## Given task
Check every line of the entries for "text", and copy the lines that hold it.

## Given entries
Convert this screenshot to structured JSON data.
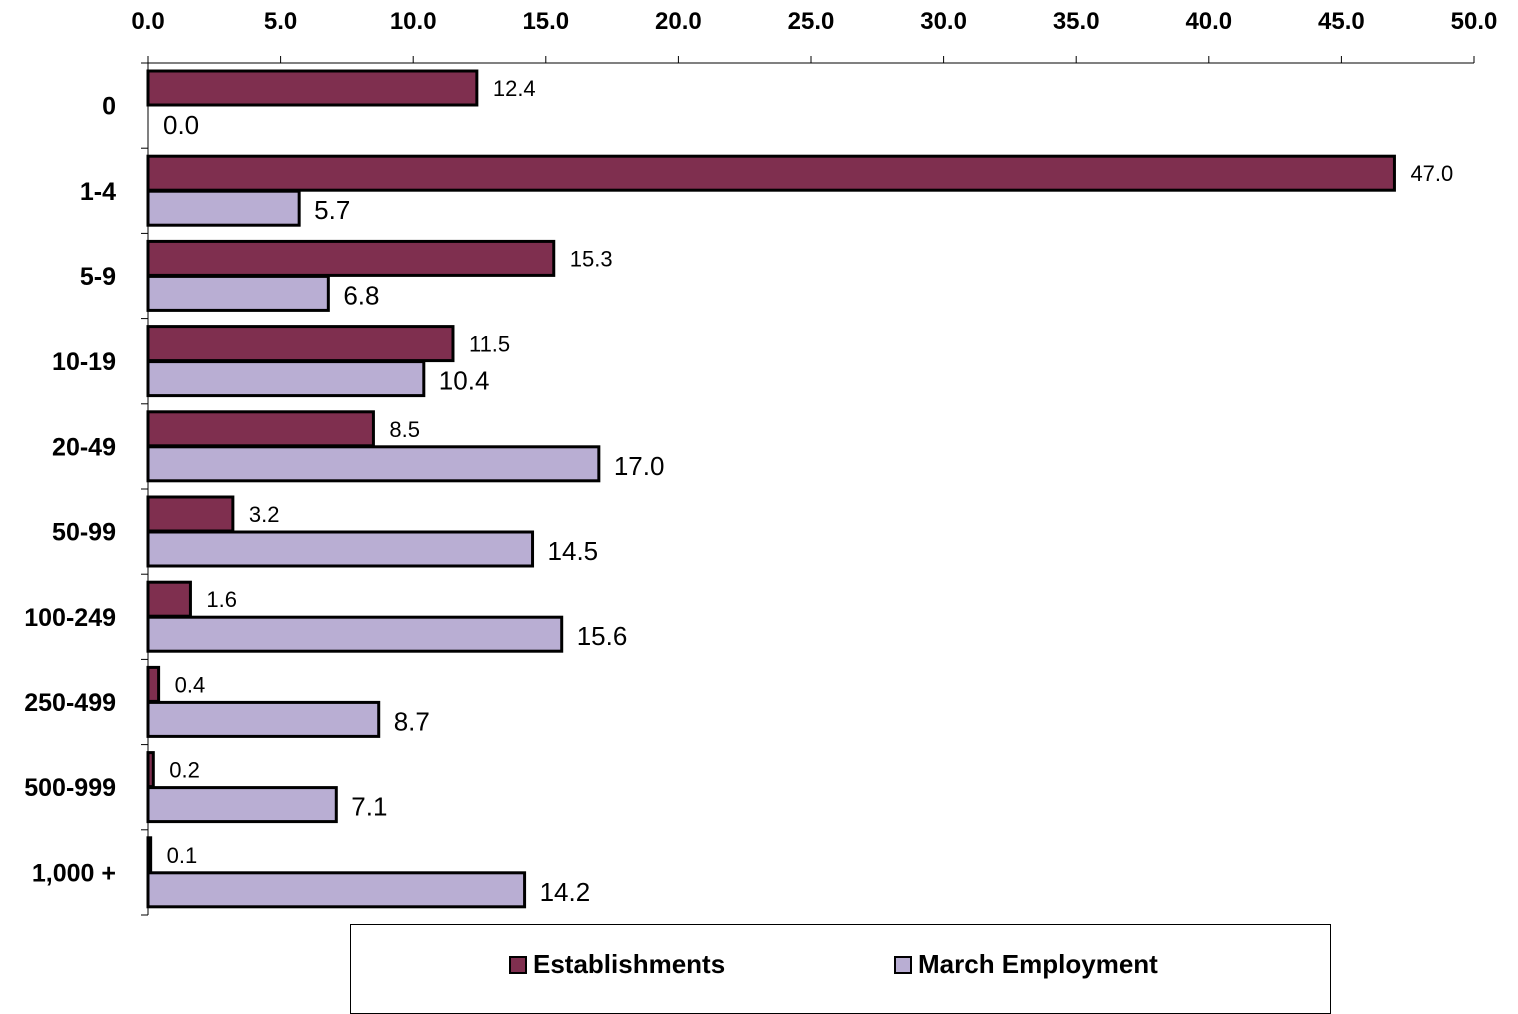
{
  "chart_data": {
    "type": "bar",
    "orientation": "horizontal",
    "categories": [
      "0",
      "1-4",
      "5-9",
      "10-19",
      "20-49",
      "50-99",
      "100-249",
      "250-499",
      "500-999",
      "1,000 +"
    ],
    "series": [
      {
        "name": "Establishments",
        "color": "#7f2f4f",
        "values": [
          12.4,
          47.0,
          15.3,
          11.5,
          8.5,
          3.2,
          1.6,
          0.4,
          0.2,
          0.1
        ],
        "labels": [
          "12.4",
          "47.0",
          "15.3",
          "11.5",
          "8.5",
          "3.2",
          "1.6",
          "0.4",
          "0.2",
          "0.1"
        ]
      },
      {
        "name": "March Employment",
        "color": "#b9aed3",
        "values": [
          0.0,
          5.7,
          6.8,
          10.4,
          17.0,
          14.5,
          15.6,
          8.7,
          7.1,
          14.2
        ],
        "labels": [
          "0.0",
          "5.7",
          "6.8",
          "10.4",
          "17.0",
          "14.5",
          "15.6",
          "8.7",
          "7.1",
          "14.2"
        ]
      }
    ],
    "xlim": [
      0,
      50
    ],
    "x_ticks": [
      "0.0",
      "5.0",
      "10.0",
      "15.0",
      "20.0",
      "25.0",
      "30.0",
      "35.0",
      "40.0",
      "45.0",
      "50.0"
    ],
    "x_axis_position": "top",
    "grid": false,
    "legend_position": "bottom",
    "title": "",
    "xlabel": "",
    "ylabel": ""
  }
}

* * *

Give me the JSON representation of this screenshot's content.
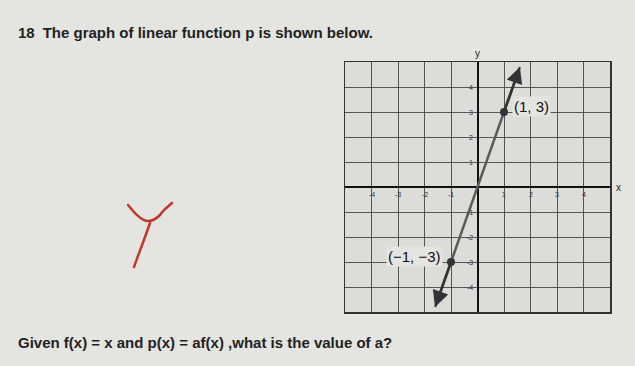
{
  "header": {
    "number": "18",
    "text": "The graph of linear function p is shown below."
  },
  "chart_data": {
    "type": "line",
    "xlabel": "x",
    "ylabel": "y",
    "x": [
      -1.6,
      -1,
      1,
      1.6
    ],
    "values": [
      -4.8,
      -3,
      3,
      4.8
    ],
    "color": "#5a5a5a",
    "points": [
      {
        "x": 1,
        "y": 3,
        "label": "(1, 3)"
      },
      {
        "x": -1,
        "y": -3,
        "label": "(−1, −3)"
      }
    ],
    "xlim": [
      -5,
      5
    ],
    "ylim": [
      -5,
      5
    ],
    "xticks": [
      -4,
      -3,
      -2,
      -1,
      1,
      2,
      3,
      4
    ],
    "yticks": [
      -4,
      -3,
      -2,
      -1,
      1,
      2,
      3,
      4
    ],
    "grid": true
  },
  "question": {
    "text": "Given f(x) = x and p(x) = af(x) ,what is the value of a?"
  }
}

## Output below
    "text": "The graph of linear function p is shown below."
    "text": "Given f(x) = x and p(x) = af(x) ,what is the value of a?"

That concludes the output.